*** Available records

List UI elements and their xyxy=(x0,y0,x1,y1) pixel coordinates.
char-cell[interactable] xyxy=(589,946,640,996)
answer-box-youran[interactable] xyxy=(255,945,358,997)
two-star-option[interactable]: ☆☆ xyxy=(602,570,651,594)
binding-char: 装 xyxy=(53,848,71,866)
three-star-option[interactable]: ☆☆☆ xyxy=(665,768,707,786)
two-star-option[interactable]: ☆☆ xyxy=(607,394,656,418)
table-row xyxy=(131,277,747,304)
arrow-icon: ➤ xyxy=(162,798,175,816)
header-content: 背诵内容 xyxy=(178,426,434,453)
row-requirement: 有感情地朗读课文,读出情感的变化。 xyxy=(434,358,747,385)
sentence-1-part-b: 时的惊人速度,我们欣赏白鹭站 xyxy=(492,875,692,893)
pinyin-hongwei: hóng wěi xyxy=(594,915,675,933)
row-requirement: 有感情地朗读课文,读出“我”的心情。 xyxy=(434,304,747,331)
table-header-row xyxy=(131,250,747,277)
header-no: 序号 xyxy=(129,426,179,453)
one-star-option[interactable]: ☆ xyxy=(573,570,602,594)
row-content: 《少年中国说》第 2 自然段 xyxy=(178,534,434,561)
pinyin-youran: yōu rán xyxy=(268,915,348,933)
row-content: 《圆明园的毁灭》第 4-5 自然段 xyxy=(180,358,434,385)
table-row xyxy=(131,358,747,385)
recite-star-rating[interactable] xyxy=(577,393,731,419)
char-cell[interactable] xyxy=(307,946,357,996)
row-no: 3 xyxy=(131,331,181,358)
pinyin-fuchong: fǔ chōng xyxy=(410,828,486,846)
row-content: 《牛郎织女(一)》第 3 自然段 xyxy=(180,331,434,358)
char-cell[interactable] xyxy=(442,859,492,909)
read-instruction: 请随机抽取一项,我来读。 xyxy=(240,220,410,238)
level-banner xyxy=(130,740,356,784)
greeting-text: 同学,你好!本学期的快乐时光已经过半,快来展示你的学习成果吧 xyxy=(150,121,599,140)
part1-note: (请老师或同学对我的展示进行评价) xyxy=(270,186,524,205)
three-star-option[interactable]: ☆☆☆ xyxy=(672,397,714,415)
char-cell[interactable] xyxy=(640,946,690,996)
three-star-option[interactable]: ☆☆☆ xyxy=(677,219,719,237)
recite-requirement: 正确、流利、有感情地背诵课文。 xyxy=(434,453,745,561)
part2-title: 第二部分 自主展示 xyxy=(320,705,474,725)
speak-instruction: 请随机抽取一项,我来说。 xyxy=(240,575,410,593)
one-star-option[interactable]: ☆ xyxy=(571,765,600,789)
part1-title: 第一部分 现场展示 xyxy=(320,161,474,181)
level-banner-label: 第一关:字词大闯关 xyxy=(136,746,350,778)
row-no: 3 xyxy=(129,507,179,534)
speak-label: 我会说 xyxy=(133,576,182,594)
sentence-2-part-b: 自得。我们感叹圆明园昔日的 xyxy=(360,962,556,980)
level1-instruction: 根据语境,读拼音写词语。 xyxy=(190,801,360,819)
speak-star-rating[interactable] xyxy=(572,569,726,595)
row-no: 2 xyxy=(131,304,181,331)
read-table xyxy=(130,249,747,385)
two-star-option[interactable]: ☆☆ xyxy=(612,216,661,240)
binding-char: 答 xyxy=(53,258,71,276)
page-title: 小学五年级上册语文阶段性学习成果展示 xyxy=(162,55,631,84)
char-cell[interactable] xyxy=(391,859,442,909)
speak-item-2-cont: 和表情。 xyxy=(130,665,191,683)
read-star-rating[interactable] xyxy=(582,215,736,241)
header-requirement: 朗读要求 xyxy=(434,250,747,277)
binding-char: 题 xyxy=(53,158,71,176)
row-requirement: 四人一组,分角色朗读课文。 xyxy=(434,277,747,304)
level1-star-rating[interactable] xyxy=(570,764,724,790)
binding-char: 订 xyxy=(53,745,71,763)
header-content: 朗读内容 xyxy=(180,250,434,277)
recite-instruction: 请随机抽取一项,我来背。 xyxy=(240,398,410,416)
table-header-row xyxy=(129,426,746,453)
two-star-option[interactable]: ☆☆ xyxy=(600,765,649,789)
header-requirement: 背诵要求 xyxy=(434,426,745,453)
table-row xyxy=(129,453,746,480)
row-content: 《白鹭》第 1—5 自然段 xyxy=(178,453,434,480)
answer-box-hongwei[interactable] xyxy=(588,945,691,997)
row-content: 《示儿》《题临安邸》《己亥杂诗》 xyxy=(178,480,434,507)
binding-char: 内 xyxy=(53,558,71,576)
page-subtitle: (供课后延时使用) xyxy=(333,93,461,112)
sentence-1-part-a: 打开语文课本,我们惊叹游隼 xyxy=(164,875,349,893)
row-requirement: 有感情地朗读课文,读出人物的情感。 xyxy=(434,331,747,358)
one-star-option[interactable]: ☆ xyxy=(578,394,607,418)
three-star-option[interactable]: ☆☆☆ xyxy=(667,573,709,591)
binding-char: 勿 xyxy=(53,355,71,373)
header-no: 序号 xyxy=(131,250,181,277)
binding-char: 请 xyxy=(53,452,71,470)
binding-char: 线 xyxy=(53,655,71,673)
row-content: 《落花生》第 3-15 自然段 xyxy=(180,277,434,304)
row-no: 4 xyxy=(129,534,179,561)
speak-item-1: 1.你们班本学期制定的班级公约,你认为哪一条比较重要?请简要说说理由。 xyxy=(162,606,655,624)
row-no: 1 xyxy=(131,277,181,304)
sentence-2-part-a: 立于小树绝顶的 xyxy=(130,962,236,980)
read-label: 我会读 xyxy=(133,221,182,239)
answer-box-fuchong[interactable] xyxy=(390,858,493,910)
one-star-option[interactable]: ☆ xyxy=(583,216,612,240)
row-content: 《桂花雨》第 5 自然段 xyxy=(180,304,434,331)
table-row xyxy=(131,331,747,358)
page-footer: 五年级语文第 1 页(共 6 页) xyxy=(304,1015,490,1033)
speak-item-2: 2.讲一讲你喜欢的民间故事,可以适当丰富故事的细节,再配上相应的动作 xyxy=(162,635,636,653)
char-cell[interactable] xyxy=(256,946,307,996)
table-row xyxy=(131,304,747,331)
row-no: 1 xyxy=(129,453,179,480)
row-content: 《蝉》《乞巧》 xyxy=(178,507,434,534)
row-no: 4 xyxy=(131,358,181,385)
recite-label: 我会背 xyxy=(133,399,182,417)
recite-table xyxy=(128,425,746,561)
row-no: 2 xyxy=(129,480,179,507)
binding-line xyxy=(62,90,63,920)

******

• **Given problem**
Copy every item above word for word, leaving nothing out and changing nothing.

• **Exercise response**
List UI elements and their xyxy=(x0,y0,x1,y1) pixel coordinates.
char-cell[interactable] xyxy=(589,946,640,996)
answer-box-youran[interactable] xyxy=(255,945,358,997)
two-star-option[interactable]: ☆☆ xyxy=(602,570,651,594)
binding-char: 装 xyxy=(53,848,71,866)
three-star-option[interactable]: ☆☆☆ xyxy=(665,768,707,786)
two-star-option[interactable]: ☆☆ xyxy=(607,394,656,418)
table-row xyxy=(131,277,747,304)
arrow-icon: ➤ xyxy=(162,798,175,816)
header-content: 背诵内容 xyxy=(178,426,434,453)
row-requirement: 有感情地朗读课文,读出情感的变化。 xyxy=(434,358,747,385)
sentence-1-part-b: 时的惊人速度,我们欣赏白鹭站 xyxy=(492,875,692,893)
pinyin-hongwei: hóng wěi xyxy=(594,915,675,933)
row-requirement: 有感情地朗读课文,读出“我”的心情。 xyxy=(434,304,747,331)
table-header-row xyxy=(131,250,747,277)
header-no: 序号 xyxy=(129,426,179,453)
one-star-option[interactable]: ☆ xyxy=(573,570,602,594)
row-content: 《少年中国说》第 2 自然段 xyxy=(178,534,434,561)
pinyin-youran: yōu rán xyxy=(268,915,348,933)
row-content: 《圆明园的毁灭》第 4-5 自然段 xyxy=(180,358,434,385)
table-row xyxy=(131,358,747,385)
recite-star-rating[interactable] xyxy=(577,393,731,419)
char-cell[interactable] xyxy=(307,946,357,996)
row-no: 3 xyxy=(131,331,181,358)
pinyin-fuchong: fǔ chōng xyxy=(410,828,486,846)
row-content: 《牛郎织女(一)》第 3 自然段 xyxy=(180,331,434,358)
char-cell[interactable] xyxy=(442,859,492,909)
read-instruction: 请随机抽取一项,我来读。 xyxy=(240,220,410,238)
level-banner xyxy=(130,740,356,784)
greeting-text: 同学,你好!本学期的快乐时光已经过半,快来展示你的学习成果吧 xyxy=(150,121,599,140)
part1-note: (请老师或同学对我的展示进行评价) xyxy=(270,186,524,205)
three-star-option[interactable]: ☆☆☆ xyxy=(672,397,714,415)
char-cell[interactable] xyxy=(640,946,690,996)
three-star-option[interactable]: ☆☆☆ xyxy=(677,219,719,237)
recite-requirement: 正确、流利、有感情地背诵课文。 xyxy=(434,453,745,561)
part2-title: 第二部分 自主展示 xyxy=(320,705,474,725)
speak-instruction: 请随机抽取一项,我来说。 xyxy=(240,575,410,593)
one-star-option[interactable]: ☆ xyxy=(571,765,600,789)
part1-title: 第一部分 现场展示 xyxy=(320,161,474,181)
level-banner-label: 第一关:字词大闯关 xyxy=(136,746,350,778)
row-no: 3 xyxy=(129,507,179,534)
speak-label: 我会说 xyxy=(133,576,182,594)
sentence-2-part-b: 自得。我们感叹圆明园昔日的 xyxy=(360,962,556,980)
level1-instruction: 根据语境,读拼音写词语。 xyxy=(190,801,360,819)
speak-star-rating[interactable] xyxy=(572,569,726,595)
row-no: 2 xyxy=(131,304,181,331)
read-table xyxy=(130,249,747,385)
two-star-option[interactable]: ☆☆ xyxy=(612,216,661,240)
binding-char: 答 xyxy=(53,258,71,276)
page-title: 小学五年级上册语文阶段性学习成果展示 xyxy=(162,55,631,84)
char-cell[interactable] xyxy=(391,859,442,909)
speak-item-2-cont: 和表情。 xyxy=(130,665,191,683)
read-star-rating[interactable] xyxy=(582,215,736,241)
header-requirement: 朗读要求 xyxy=(434,250,747,277)
binding-char: 题 xyxy=(53,158,71,176)
row-requirement: 四人一组,分角色朗读课文。 xyxy=(434,277,747,304)
level1-star-rating[interactable] xyxy=(570,764,724,790)
binding-char: 订 xyxy=(53,745,71,763)
header-content: 朗读内容 xyxy=(180,250,434,277)
recite-instruction: 请随机抽取一项,我来背。 xyxy=(240,398,410,416)
table-header-row xyxy=(129,426,746,453)
two-star-option[interactable]: ☆☆ xyxy=(600,765,649,789)
header-requirement: 背诵要求 xyxy=(434,426,745,453)
table-row xyxy=(129,453,746,480)
row-content: 《白鹭》第 1—5 自然段 xyxy=(178,453,434,480)
answer-box-hongwei[interactable] xyxy=(588,945,691,997)
row-content: 《示儿》《题临安邸》《己亥杂诗》 xyxy=(178,480,434,507)
binding-char: 内 xyxy=(53,558,71,576)
page-subtitle: (供课后延时使用) xyxy=(333,93,461,112)
sentence-1-part-a: 打开语文课本,我们惊叹游隼 xyxy=(164,875,349,893)
row-requirement: 有感情地朗读课文,读出人物的情感。 xyxy=(434,331,747,358)
one-star-option[interactable]: ☆ xyxy=(578,394,607,418)
three-star-option[interactable]: ☆☆☆ xyxy=(667,573,709,591)
binding-char: 勿 xyxy=(53,355,71,373)
header-no: 序号 xyxy=(131,250,181,277)
binding-char: 请 xyxy=(53,452,71,470)
binding-char: 线 xyxy=(53,655,71,673)
row-content: 《落花生》第 3-15 自然段 xyxy=(180,277,434,304)
row-no: 4 xyxy=(129,534,179,561)
speak-item-1: 1.你们班本学期制定的班级公约,你认为哪一条比较重要?请简要说说理由。 xyxy=(162,606,655,624)
row-no: 1 xyxy=(131,277,181,304)
sentence-2-part-a: 立于小树绝顶的 xyxy=(130,962,236,980)
read-label: 我会读 xyxy=(133,221,182,239)
answer-box-fuchong[interactable] xyxy=(390,858,493,910)
one-star-option[interactable]: ☆ xyxy=(583,216,612,240)
row-content: 《桂花雨》第 5 自然段 xyxy=(180,304,434,331)
table-row xyxy=(131,331,747,358)
page-footer: 五年级语文第 1 页(共 6 页) xyxy=(304,1015,490,1033)
speak-item-2: 2.讲一讲你喜欢的民间故事,可以适当丰富故事的细节,再配上相应的动作 xyxy=(162,635,636,653)
char-cell[interactable] xyxy=(256,946,307,996)
table-row xyxy=(131,304,747,331)
row-no: 1 xyxy=(129,453,179,480)
row-content: 《蝉》《乞巧》 xyxy=(178,507,434,534)
row-no: 4 xyxy=(131,358,181,385)
recite-label: 我会背 xyxy=(133,399,182,417)
recite-table xyxy=(128,425,746,561)
row-no: 2 xyxy=(129,480,179,507)
binding-line xyxy=(62,90,63,920)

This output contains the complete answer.